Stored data

---------------

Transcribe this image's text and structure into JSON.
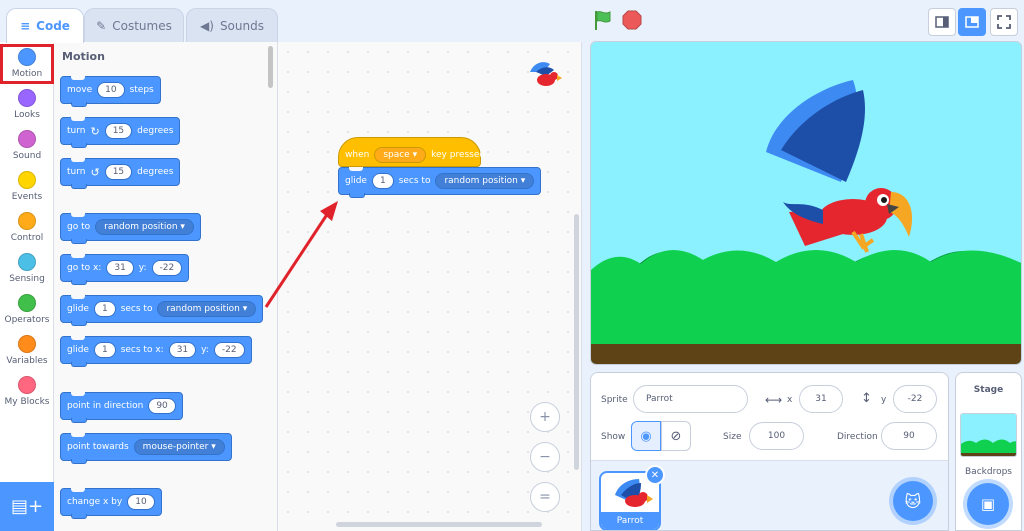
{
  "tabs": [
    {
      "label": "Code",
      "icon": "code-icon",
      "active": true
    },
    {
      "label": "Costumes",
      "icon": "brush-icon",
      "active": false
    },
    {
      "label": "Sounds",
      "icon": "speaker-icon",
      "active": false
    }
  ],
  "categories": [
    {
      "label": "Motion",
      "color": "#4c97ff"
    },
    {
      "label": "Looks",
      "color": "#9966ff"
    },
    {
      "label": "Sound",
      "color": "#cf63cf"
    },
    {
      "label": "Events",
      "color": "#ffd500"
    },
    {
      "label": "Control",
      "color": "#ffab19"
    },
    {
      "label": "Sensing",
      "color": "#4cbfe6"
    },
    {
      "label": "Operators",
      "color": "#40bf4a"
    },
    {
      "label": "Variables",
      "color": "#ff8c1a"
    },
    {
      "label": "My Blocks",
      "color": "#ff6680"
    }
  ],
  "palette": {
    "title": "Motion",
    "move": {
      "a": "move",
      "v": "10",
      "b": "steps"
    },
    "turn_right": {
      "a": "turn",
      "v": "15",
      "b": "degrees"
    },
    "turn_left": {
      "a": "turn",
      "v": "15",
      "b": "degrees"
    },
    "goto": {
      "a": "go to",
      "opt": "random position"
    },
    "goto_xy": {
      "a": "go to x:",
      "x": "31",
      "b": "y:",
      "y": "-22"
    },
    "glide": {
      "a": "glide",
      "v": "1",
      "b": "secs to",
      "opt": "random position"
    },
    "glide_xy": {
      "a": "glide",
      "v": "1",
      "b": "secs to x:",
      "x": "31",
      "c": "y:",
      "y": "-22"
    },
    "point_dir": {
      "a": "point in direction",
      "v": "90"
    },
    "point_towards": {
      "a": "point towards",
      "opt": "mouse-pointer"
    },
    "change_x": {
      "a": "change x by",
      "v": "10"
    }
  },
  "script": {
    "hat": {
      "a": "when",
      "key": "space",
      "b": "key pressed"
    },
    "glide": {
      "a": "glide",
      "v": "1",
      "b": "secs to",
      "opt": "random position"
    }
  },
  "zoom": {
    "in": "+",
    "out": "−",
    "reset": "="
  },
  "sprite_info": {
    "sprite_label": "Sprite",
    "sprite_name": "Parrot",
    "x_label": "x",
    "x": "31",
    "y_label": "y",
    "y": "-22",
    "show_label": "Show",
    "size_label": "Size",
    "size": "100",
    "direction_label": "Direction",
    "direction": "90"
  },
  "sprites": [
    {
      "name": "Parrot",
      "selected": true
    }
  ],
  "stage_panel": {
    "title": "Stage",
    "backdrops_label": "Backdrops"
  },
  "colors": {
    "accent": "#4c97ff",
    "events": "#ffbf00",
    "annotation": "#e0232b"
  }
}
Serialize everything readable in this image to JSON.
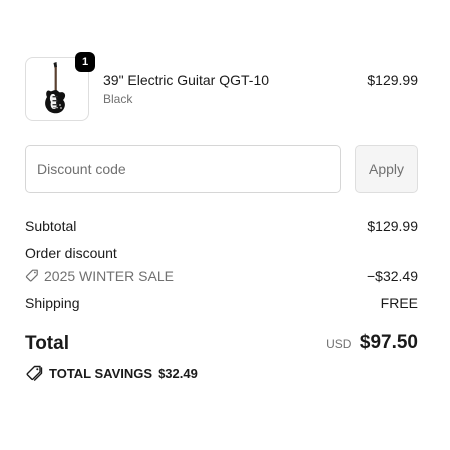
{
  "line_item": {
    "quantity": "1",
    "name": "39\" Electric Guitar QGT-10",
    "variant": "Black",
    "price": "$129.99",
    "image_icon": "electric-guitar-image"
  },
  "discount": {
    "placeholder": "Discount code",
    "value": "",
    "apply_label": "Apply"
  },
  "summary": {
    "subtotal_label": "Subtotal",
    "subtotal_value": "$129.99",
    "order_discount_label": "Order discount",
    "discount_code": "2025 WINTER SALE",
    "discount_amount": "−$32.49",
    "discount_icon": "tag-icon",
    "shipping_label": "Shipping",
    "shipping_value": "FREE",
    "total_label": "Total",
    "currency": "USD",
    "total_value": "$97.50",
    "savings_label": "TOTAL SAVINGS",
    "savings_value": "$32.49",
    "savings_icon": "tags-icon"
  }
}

---------------

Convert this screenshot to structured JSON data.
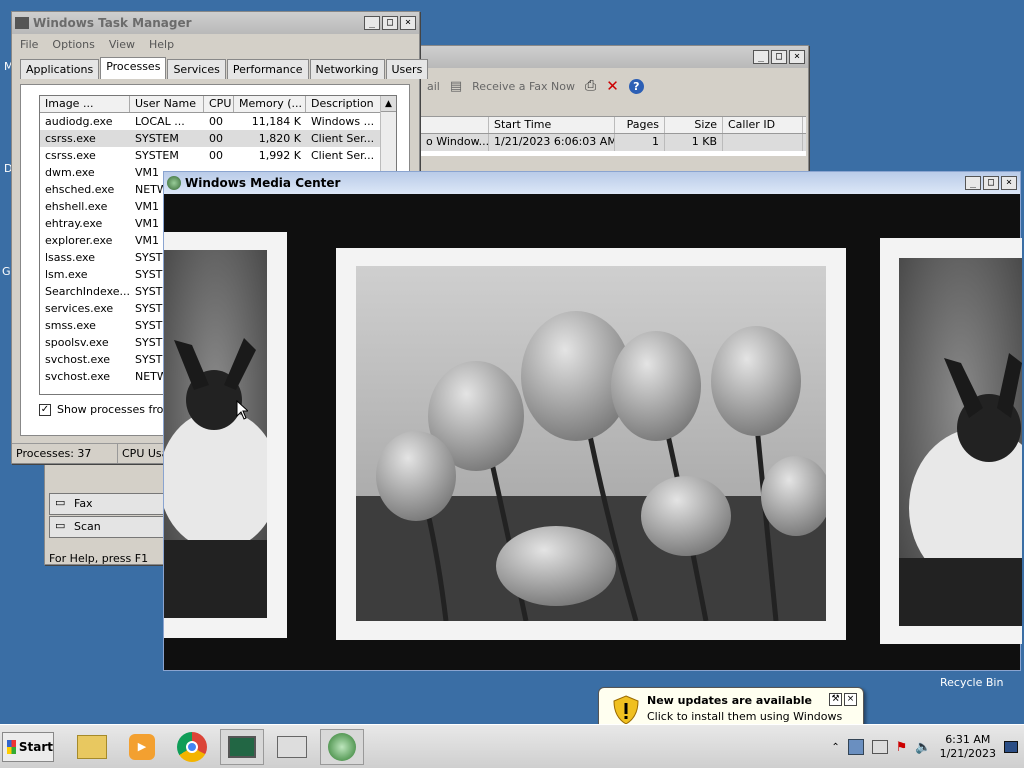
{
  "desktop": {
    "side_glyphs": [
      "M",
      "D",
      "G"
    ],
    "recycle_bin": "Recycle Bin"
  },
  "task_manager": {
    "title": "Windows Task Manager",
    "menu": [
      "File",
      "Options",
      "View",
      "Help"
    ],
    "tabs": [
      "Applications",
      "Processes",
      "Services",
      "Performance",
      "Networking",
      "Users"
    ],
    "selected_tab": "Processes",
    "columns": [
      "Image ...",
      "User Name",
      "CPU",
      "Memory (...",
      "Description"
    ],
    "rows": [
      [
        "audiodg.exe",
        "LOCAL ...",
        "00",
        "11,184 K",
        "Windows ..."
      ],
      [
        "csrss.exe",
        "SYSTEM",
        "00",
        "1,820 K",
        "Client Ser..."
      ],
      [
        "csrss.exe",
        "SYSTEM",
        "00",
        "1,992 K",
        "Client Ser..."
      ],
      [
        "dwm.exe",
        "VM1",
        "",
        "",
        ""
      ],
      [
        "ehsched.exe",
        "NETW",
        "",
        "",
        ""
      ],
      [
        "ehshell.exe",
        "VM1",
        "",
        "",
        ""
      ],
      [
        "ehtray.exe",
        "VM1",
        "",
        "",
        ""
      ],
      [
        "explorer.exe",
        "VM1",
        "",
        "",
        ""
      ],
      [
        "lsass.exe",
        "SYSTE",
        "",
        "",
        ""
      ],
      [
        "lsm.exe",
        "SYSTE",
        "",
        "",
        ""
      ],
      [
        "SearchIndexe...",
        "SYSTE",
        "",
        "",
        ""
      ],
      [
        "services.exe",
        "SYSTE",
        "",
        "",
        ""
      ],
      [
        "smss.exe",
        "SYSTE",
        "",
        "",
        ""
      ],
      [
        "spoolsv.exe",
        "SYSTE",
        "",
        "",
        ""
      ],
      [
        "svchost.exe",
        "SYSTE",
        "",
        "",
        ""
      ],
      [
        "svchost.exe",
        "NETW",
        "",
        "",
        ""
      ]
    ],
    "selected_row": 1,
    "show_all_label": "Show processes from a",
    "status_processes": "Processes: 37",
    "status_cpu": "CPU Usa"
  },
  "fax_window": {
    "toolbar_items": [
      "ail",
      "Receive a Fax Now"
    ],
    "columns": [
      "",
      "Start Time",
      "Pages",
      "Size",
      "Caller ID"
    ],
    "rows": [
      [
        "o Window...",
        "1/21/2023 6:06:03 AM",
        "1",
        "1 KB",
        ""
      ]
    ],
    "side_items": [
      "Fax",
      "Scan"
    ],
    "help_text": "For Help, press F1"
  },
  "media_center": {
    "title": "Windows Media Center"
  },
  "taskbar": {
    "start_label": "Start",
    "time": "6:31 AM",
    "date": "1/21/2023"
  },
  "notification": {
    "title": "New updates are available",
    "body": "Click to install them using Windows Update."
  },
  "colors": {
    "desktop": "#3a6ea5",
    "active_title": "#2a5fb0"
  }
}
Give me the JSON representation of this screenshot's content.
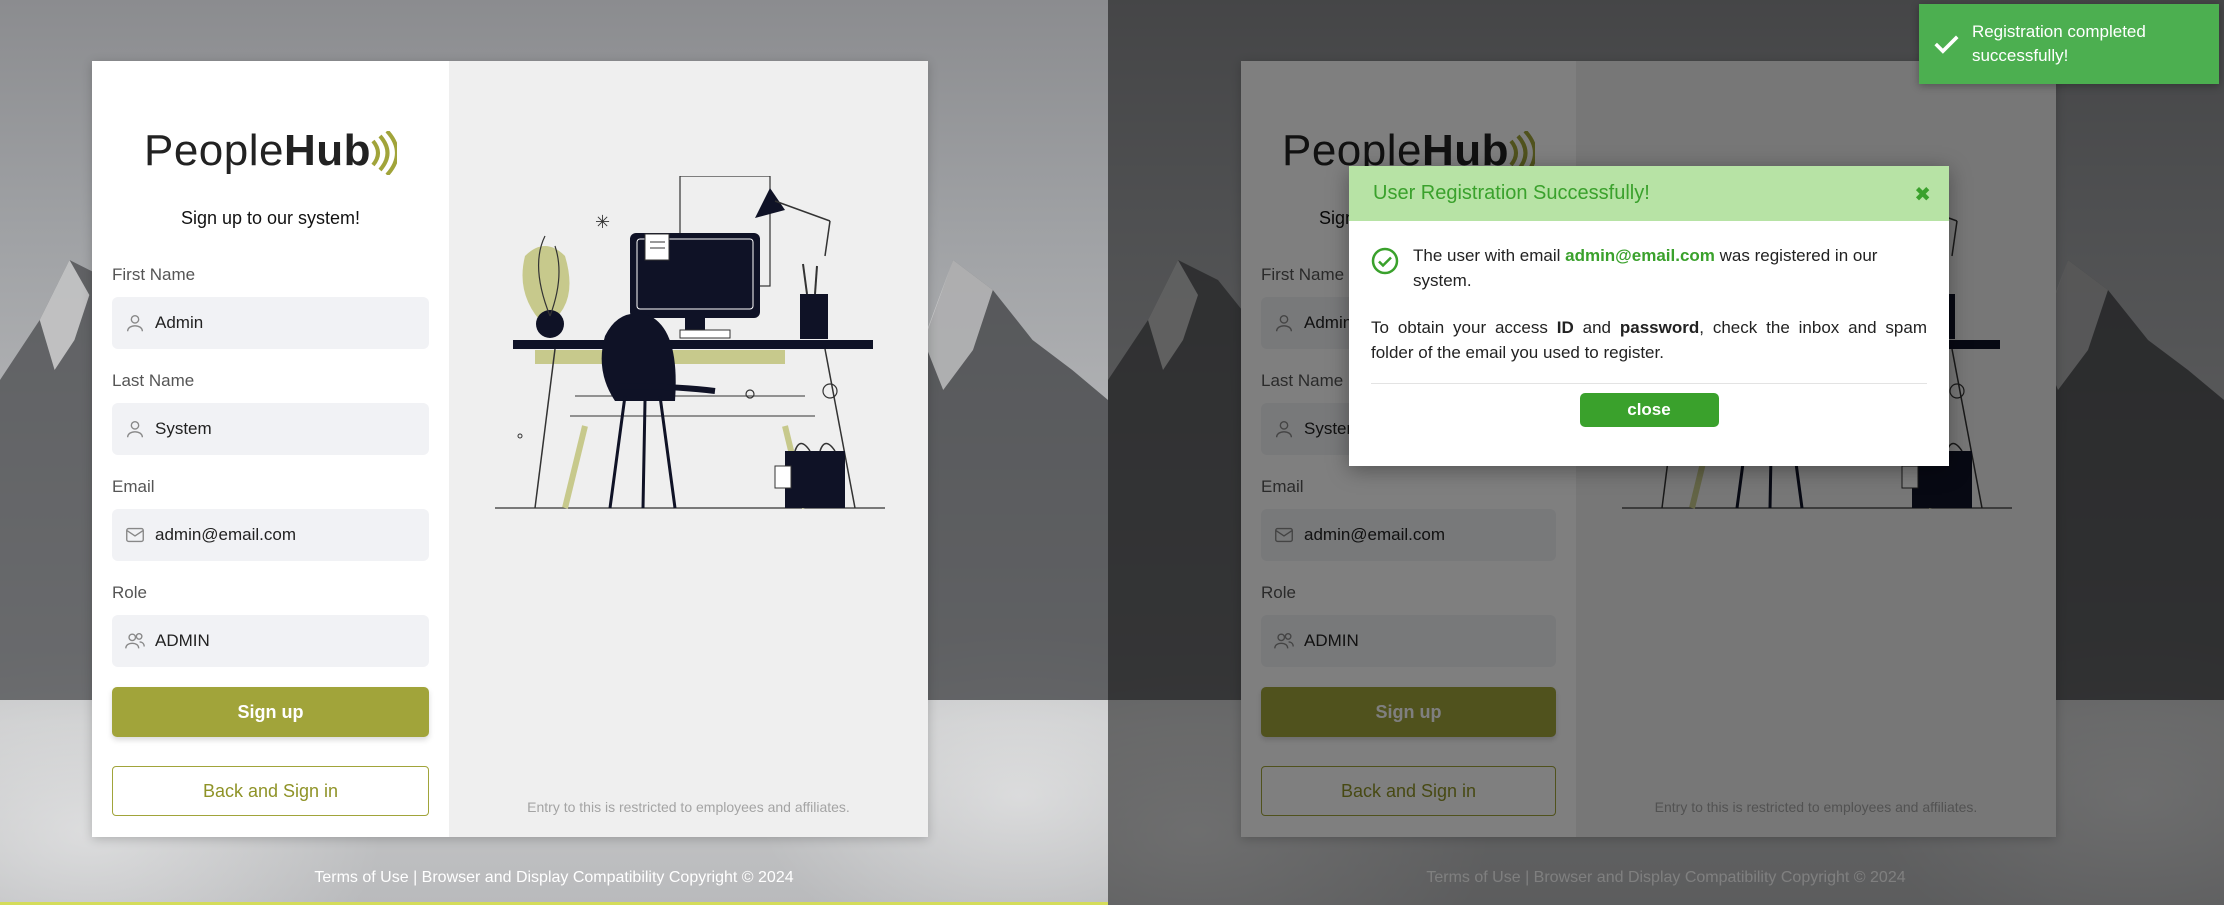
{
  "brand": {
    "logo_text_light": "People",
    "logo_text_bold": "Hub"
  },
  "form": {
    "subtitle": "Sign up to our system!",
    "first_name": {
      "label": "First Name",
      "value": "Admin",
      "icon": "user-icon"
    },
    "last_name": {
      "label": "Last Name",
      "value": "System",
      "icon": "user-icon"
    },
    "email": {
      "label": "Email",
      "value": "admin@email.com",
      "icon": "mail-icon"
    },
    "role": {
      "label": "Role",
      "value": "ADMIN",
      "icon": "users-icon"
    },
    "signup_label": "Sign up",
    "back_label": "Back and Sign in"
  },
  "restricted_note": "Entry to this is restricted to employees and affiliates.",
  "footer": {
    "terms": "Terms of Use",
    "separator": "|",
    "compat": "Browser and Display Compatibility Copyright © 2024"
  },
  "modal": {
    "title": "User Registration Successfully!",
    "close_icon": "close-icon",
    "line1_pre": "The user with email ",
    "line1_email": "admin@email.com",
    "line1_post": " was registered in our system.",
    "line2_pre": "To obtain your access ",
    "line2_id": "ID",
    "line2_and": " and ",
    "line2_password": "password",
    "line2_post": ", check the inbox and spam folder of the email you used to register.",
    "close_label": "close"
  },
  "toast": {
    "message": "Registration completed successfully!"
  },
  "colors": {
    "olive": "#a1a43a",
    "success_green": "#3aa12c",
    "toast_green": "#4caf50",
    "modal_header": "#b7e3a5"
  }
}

---------------

- Your task -
Take every line above carrying "Registration" and return it.

- Response below -
    "title": "User Registration Successfully!",
    "message": "Registration completed successfully!"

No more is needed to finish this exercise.